----- PROVIDED ENTRIES -----
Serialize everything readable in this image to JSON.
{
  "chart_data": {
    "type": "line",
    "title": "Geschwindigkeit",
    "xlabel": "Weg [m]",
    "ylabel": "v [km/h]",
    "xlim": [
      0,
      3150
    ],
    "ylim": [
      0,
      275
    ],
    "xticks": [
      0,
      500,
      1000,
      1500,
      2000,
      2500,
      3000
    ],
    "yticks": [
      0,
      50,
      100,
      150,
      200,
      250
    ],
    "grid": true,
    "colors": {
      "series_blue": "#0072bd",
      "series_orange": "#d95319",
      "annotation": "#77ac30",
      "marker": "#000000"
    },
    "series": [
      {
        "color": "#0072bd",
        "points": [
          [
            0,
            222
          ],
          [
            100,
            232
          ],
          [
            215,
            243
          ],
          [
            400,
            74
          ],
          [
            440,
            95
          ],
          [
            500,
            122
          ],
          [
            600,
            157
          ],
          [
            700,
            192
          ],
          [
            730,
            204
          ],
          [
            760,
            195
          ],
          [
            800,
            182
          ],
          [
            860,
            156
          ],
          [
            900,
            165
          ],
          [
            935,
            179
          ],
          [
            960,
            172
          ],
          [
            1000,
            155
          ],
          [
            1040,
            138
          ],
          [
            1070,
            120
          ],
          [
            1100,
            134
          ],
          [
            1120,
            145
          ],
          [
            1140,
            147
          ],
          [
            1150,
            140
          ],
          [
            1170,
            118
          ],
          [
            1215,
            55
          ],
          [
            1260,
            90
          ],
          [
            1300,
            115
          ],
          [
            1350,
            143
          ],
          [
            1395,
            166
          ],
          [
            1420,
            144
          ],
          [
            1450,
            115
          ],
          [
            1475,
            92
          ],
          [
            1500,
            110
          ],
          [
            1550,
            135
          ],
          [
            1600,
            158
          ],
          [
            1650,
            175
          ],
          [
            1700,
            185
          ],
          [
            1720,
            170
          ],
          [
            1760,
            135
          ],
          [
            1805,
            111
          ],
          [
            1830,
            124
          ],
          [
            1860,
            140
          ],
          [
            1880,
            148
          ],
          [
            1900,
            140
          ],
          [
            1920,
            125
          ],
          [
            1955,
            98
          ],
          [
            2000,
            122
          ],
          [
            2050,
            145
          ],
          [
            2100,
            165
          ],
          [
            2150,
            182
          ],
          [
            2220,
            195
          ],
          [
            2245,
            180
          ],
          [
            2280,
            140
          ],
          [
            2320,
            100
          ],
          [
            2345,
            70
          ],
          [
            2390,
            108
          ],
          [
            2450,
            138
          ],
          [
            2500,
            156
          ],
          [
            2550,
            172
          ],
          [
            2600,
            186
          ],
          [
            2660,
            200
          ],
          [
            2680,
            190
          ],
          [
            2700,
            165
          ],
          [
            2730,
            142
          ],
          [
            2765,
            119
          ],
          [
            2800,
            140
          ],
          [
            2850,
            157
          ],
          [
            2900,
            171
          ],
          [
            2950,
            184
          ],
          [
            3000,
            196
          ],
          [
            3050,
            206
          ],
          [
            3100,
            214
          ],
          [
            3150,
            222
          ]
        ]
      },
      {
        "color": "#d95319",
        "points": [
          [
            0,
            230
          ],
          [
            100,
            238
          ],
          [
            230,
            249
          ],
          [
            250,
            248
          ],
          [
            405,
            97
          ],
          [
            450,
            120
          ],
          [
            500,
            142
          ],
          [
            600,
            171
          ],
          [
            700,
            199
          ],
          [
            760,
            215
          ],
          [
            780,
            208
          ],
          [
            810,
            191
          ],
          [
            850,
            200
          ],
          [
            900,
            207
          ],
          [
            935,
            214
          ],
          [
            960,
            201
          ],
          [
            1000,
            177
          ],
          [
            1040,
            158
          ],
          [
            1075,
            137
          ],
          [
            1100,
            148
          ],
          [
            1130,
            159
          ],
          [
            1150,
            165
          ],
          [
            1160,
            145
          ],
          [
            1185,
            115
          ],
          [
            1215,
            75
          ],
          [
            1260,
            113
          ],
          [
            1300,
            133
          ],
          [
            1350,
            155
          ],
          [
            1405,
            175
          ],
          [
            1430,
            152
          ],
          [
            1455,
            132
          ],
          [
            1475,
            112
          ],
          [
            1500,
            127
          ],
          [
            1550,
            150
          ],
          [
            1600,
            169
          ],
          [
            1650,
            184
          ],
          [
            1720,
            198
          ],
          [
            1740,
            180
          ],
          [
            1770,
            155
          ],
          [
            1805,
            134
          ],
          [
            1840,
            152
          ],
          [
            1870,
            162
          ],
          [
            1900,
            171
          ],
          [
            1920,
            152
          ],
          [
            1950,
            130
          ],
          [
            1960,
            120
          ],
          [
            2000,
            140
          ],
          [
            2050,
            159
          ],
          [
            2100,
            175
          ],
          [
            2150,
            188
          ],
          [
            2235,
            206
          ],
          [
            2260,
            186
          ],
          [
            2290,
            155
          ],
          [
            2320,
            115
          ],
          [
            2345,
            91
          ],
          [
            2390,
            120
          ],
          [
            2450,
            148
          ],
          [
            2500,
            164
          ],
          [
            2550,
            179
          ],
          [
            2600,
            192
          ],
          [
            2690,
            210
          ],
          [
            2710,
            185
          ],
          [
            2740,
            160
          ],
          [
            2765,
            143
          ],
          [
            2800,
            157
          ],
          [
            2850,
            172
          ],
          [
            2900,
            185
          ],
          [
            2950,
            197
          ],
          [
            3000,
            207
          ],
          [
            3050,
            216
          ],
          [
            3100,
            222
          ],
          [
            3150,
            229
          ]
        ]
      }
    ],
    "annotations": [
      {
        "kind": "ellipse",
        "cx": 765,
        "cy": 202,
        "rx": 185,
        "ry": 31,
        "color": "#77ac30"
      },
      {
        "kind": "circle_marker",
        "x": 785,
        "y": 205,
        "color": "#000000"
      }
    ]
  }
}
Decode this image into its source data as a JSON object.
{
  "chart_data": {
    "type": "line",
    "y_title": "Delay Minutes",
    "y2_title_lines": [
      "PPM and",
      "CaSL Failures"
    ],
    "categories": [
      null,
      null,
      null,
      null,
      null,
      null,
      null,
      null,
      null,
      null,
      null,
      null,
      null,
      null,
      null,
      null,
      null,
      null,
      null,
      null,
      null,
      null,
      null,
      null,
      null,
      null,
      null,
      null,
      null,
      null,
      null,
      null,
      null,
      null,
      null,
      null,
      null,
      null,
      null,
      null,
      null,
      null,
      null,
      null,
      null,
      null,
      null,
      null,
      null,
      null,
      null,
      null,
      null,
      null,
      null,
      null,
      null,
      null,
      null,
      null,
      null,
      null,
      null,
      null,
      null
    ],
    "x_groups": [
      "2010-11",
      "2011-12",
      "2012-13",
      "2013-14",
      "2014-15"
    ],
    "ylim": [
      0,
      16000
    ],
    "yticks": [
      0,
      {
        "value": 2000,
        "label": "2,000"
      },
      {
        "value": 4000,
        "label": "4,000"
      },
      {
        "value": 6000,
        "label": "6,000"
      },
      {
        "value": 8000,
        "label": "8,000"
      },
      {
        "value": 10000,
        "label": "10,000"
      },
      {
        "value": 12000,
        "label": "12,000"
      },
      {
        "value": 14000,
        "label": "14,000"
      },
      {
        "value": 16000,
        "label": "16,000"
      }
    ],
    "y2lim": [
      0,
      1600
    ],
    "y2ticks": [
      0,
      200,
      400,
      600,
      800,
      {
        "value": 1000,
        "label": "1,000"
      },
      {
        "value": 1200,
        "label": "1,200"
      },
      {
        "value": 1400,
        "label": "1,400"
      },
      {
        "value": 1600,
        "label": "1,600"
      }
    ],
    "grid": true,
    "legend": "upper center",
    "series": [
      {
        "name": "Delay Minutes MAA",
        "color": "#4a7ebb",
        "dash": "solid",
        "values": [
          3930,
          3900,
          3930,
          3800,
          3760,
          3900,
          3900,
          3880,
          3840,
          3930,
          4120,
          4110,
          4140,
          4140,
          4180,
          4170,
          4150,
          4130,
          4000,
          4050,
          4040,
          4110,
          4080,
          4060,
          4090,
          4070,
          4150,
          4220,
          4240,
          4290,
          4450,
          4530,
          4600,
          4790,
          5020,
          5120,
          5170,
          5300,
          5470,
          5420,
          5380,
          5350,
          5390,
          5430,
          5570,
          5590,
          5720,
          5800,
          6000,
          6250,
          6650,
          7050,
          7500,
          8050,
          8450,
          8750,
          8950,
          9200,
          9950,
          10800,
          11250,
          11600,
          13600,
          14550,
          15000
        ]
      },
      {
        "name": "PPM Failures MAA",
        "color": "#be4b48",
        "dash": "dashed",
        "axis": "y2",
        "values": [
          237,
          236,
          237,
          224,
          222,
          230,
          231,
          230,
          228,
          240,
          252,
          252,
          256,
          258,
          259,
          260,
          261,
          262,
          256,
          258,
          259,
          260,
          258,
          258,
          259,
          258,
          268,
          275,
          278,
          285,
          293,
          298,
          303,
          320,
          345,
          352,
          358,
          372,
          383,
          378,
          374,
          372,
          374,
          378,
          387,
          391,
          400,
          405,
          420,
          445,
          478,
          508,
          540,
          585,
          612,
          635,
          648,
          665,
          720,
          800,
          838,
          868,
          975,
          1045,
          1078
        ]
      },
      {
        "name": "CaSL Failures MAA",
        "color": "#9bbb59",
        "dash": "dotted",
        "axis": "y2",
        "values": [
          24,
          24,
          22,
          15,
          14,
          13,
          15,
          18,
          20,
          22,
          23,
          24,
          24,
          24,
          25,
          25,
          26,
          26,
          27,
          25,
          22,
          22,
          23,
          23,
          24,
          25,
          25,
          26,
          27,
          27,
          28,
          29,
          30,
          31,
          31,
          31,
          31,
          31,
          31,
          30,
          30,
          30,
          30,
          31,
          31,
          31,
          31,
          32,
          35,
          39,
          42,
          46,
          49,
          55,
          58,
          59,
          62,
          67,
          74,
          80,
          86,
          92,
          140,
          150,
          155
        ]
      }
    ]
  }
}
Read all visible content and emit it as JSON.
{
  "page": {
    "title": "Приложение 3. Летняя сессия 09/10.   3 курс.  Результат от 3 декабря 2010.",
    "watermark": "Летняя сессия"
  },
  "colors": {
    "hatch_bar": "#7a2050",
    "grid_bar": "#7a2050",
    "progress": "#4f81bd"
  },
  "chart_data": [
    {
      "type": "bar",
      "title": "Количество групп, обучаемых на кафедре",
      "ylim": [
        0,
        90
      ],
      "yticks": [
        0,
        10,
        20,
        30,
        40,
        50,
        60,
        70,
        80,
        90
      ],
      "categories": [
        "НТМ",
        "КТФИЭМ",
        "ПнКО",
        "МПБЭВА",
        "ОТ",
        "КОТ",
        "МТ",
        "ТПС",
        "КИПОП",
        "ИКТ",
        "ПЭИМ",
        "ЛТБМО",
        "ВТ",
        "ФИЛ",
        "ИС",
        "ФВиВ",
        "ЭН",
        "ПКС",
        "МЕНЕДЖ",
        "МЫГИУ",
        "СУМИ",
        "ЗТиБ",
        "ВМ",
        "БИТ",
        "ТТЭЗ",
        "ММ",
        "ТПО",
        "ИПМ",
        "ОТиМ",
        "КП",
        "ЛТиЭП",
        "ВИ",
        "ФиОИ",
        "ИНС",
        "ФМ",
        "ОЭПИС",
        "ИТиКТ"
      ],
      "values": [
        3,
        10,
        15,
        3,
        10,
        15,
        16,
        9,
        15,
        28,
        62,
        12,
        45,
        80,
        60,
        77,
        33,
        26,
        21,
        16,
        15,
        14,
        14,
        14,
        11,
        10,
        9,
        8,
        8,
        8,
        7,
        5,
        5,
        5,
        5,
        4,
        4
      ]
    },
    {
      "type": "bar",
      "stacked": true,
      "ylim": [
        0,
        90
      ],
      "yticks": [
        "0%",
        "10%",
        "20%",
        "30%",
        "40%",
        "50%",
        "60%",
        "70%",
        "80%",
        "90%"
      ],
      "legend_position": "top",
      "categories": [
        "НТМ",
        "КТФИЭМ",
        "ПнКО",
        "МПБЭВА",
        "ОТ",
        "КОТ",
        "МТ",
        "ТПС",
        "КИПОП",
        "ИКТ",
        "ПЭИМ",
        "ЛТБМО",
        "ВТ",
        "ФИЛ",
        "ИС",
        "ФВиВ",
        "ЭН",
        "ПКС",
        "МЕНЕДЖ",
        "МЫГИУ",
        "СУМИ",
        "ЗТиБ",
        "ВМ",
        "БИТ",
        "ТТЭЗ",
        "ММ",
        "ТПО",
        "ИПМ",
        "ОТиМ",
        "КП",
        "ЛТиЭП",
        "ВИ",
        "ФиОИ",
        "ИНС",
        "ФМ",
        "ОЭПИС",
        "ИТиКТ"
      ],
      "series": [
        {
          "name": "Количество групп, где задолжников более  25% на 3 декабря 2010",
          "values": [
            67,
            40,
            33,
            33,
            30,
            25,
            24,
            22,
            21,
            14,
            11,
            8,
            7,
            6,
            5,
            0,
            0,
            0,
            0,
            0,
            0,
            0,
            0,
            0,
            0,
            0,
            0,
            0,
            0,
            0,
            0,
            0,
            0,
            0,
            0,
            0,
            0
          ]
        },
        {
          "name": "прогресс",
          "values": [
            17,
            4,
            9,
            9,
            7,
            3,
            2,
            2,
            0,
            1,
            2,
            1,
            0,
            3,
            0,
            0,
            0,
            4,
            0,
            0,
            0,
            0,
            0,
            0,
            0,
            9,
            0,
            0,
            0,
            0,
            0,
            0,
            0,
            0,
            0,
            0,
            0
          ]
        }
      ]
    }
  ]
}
-----
WHAT THE TASK REQUIRES: From the material above, copy each line that includes the word "JSON".

ANSWER TO THIS PROBLEM:
Serialize everything readable in this image to JSON.
Decode this image into its source data as a JSON object.
Read all visible content and emit it as JSON.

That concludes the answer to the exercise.